- Set problem
Without the images, print all the entries below exactly as given.

-- Data to use start --

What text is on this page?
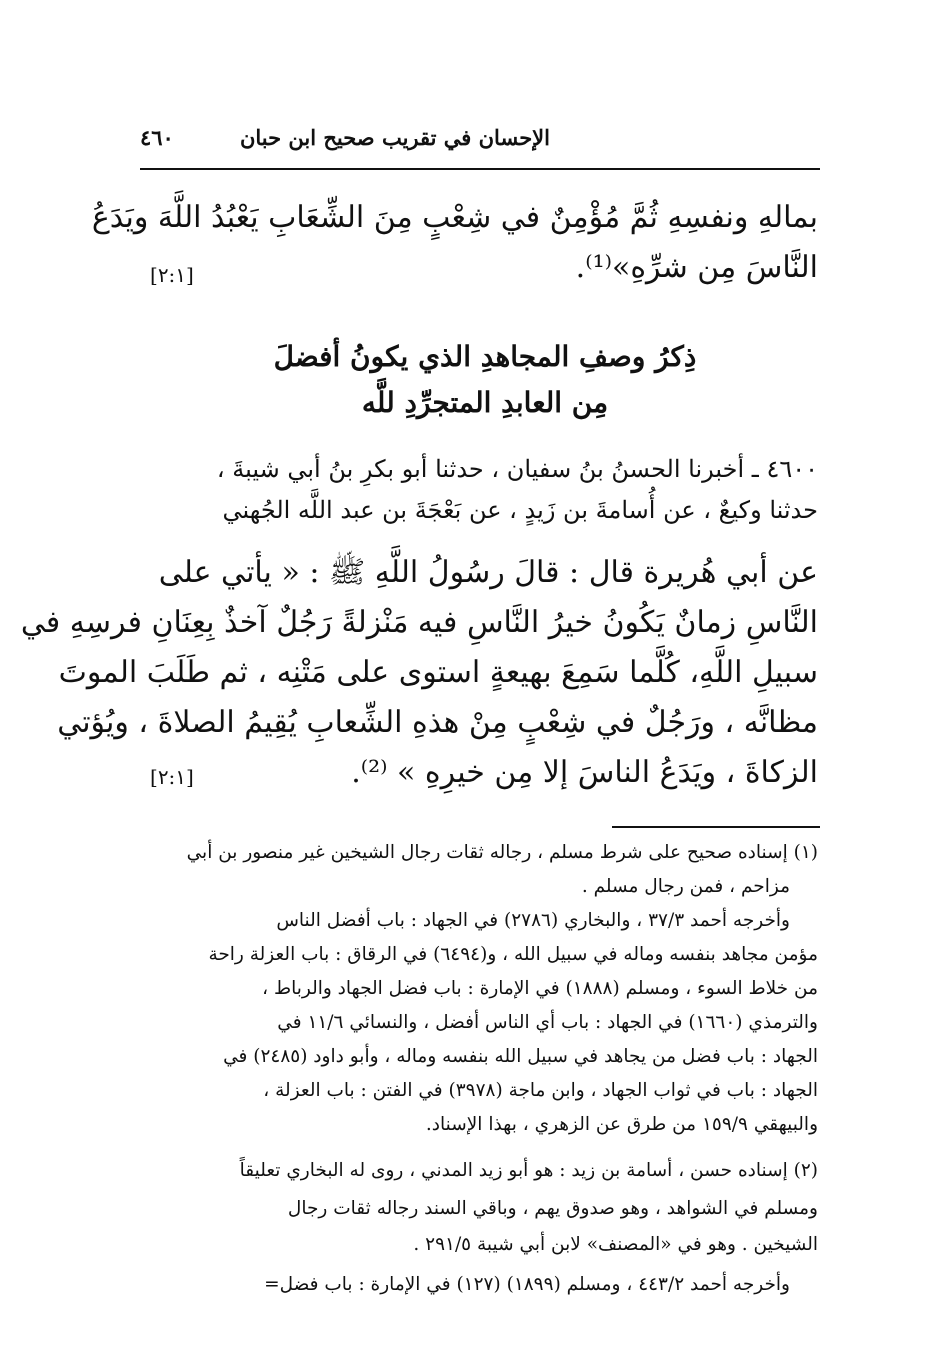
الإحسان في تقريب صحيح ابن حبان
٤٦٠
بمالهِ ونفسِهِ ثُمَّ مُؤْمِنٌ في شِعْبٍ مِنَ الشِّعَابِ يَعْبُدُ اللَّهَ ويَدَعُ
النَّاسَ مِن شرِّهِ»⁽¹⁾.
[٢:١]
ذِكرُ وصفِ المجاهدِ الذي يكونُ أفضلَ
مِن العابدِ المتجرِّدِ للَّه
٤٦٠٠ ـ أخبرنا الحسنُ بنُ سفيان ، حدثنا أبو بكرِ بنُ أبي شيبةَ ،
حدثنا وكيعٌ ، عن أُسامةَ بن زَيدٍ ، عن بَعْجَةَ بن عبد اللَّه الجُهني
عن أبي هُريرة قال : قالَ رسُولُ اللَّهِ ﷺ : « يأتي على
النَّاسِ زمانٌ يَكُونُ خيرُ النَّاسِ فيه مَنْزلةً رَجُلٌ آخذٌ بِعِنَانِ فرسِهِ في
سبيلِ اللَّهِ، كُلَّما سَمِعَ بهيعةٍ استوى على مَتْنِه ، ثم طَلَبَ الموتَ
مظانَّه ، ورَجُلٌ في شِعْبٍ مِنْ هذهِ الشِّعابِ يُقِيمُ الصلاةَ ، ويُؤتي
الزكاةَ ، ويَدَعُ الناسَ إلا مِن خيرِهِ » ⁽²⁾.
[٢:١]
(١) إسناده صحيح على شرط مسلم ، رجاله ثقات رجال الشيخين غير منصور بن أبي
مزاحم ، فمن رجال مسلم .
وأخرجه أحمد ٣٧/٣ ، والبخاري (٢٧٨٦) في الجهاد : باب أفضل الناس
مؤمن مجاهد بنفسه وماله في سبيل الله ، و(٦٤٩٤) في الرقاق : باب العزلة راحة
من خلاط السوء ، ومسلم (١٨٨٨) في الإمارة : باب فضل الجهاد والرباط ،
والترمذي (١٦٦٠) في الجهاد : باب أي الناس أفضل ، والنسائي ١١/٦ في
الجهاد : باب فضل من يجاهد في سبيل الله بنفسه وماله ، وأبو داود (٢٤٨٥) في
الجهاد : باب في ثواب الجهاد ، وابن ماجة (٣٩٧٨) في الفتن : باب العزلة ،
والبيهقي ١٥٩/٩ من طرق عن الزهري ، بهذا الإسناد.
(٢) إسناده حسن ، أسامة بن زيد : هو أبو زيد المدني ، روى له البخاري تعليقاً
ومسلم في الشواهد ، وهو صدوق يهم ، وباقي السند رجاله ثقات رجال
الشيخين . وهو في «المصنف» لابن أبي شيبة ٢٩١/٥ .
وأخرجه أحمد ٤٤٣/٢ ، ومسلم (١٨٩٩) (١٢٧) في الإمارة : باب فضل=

-- Data to use end --

- Written answer
What text is on this page?
الإحسان في تقريب صحيح ابن حبان
٤٦٠
بمالهِ ونفسِهِ ثُمَّ مُؤْمِنٌ في شِعْبٍ مِنَ الشِّعَابِ يَعْبُدُ اللَّهَ ويَدَعُ
النَّاسَ مِن شرِّهِ»⁽¹⁾.
[٢:١]
ذِكرُ وصفِ المجاهدِ الذي يكونُ أفضلَ
مِن العابدِ المتجرِّدِ للَّه
٤٦٠٠ ـ أخبرنا الحسنُ بنُ سفيان ، حدثنا أبو بكرِ بنُ أبي شيبةَ ،
حدثنا وكيعٌ ، عن أُسامةَ بن زَيدٍ ، عن بَعْجَةَ بن عبد اللَّه الجُهني
عن أبي هُريرة قال : قالَ رسُولُ اللَّهِ ﷺ : « يأتي على
النَّاسِ زمانٌ يَكُونُ خيرُ النَّاسِ فيه مَنْزلةً رَجُلٌ آخذٌ بِعِنَانِ فرسِهِ في
سبيلِ اللَّهِ، كُلَّما سَمِعَ بهيعةٍ استوى على مَتْنِه ، ثم طَلَبَ الموتَ
مظانَّه ، ورَجُلٌ في شِعْبٍ مِنْ هذهِ الشِّعابِ يُقِيمُ الصلاةَ ، ويُؤتي
الزكاةَ ، ويَدَعُ الناسَ إلا مِن خيرِهِ » ⁽²⁾.
[٢:١]
(١) إسناده صحيح على شرط مسلم ، رجاله ثقات رجال الشيخين غير منصور بن أبي
مزاحم ، فمن رجال مسلم .
وأخرجه أحمد ٣٧/٣ ، والبخاري (٢٧٨٦) في الجهاد : باب أفضل الناس
مؤمن مجاهد بنفسه وماله في سبيل الله ، و(٦٤٩٤) في الرقاق : باب العزلة راحة
من خلاط السوء ، ومسلم (١٨٨٨) في الإمارة : باب فضل الجهاد والرباط ،
والترمذي (١٦٦٠) في الجهاد : باب أي الناس أفضل ، والنسائي ١١/٦ في
الجهاد : باب فضل من يجاهد في سبيل الله بنفسه وماله ، وأبو داود (٢٤٨٥) في
الجهاد : باب في ثواب الجهاد ، وابن ماجة (٣٩٧٨) في الفتن : باب العزلة ،
والبيهقي ١٥٩/٩ من طرق عن الزهري ، بهذا الإسناد.
(٢) إسناده حسن ، أسامة بن زيد : هو أبو زيد المدني ، روى له البخاري تعليقاً
ومسلم في الشواهد ، وهو صدوق يهم ، وباقي السند رجاله ثقات رجال
الشيخين . وهو في «المصنف» لابن أبي شيبة ٢٩١/٥ .
وأخرجه أحمد ٤٤٣/٢ ، ومسلم (١٨٩٩) (١٢٧) في الإمارة : باب فضل=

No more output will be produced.